··· Supplied material

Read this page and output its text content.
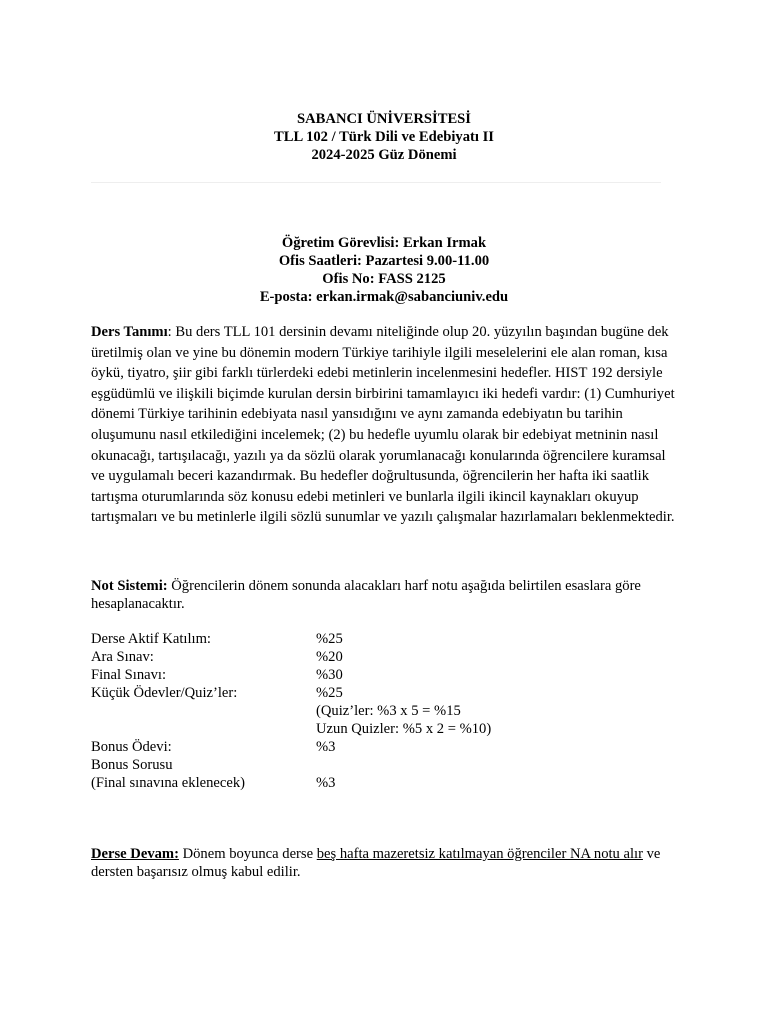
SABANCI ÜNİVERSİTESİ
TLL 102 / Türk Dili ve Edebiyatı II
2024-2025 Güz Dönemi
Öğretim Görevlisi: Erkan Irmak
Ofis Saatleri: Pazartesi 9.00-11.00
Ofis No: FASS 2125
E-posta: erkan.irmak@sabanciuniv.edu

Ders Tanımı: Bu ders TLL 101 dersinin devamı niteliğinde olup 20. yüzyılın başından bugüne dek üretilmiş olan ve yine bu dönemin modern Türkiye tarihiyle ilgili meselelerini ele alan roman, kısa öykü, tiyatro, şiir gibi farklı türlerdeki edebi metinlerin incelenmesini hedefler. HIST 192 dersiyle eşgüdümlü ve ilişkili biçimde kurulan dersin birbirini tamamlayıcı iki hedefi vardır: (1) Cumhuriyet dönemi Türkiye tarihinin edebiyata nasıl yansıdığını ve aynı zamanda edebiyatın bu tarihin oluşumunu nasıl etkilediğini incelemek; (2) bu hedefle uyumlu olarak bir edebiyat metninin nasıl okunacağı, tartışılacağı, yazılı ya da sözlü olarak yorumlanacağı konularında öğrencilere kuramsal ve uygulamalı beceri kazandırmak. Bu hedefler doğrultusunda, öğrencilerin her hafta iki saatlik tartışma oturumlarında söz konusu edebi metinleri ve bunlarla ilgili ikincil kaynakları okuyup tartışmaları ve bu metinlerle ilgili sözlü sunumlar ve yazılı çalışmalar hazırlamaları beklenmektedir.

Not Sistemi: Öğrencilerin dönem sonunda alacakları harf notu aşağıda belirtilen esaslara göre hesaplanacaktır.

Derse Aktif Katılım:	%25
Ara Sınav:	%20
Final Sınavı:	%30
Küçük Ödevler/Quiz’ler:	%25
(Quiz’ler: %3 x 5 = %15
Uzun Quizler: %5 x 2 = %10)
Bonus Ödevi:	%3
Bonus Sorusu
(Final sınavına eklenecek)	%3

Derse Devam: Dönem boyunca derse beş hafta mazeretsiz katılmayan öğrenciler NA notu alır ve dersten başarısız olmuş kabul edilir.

······

§ **Problem statement**
Reproduce the listing above exactly, excluding all pictures.

§ **Output of the task**
Read this page and output its text content.
SABANCI ÜNİVERSİTESİ
TLL 102 / Türk Dili ve Edebiyatı II
2024-2025 Güz Dönemi
Öğretim Görevlisi: Erkan Irmak
Ofis Saatleri: Pazartesi 9.00-11.00
Ofis No: FASS 2125
E-posta: erkan.irmak@sabanciuniv.edu

Ders Tanımı: Bu ders TLL 101 dersinin devamı niteliğinde olup 20. yüzyılın başından bugüne dek üretilmiş olan ve yine bu dönemin modern Türkiye tarihiyle ilgili meselelerini ele alan roman, kısa öykü, tiyatro, şiir gibi farklı türlerdeki edebi metinlerin incelenmesini hedefler. HIST 192 dersiyle eşgüdümlü ve ilişkili biçimde kurulan dersin birbirini tamamlayıcı iki hedefi vardır: (1) Cumhuriyet dönemi Türkiye tarihinin edebiyata nasıl yansıdığını ve aynı zamanda edebiyatın bu tarihin oluşumunu nasıl etkilediğini incelemek; (2) bu hedefle uyumlu olarak bir edebiyat metninin nasıl okunacağı, tartışılacağı, yazılı ya da sözlü olarak yorumlanacağı konularında öğrencilere kuramsal ve uygulamalı beceri kazandırmak. Bu hedefler doğrultusunda, öğrencilerin her hafta iki saatlik tartışma oturumlarında söz konusu edebi metinleri ve bunlarla ilgili ikincil kaynakları okuyup tartışmaları ve bu metinlerle ilgili sözlü sunumlar ve yazılı çalışmalar hazırlamaları beklenmektedir.

Not Sistemi: Öğrencilerin dönem sonunda alacakları harf notu aşağıda belirtilen esaslara göre hesaplanacaktır.

Derse Aktif Katılım:	%25
Ara Sınav:	%20
Final Sınavı:	%30
Küçük Ödevler/Quiz’ler:	%25
(Quiz’ler: %3 x 5 = %15
Uzun Quizler: %5 x 2 = %10)
Bonus Ödevi:	%3
Bonus Sorusu
(Final sınavına eklenecek)	%3

Derse Devam: Dönem boyunca derse beş hafta mazeretsiz katılmayan öğrenciler NA notu alır ve dersten başarısız olmuş kabul edilir.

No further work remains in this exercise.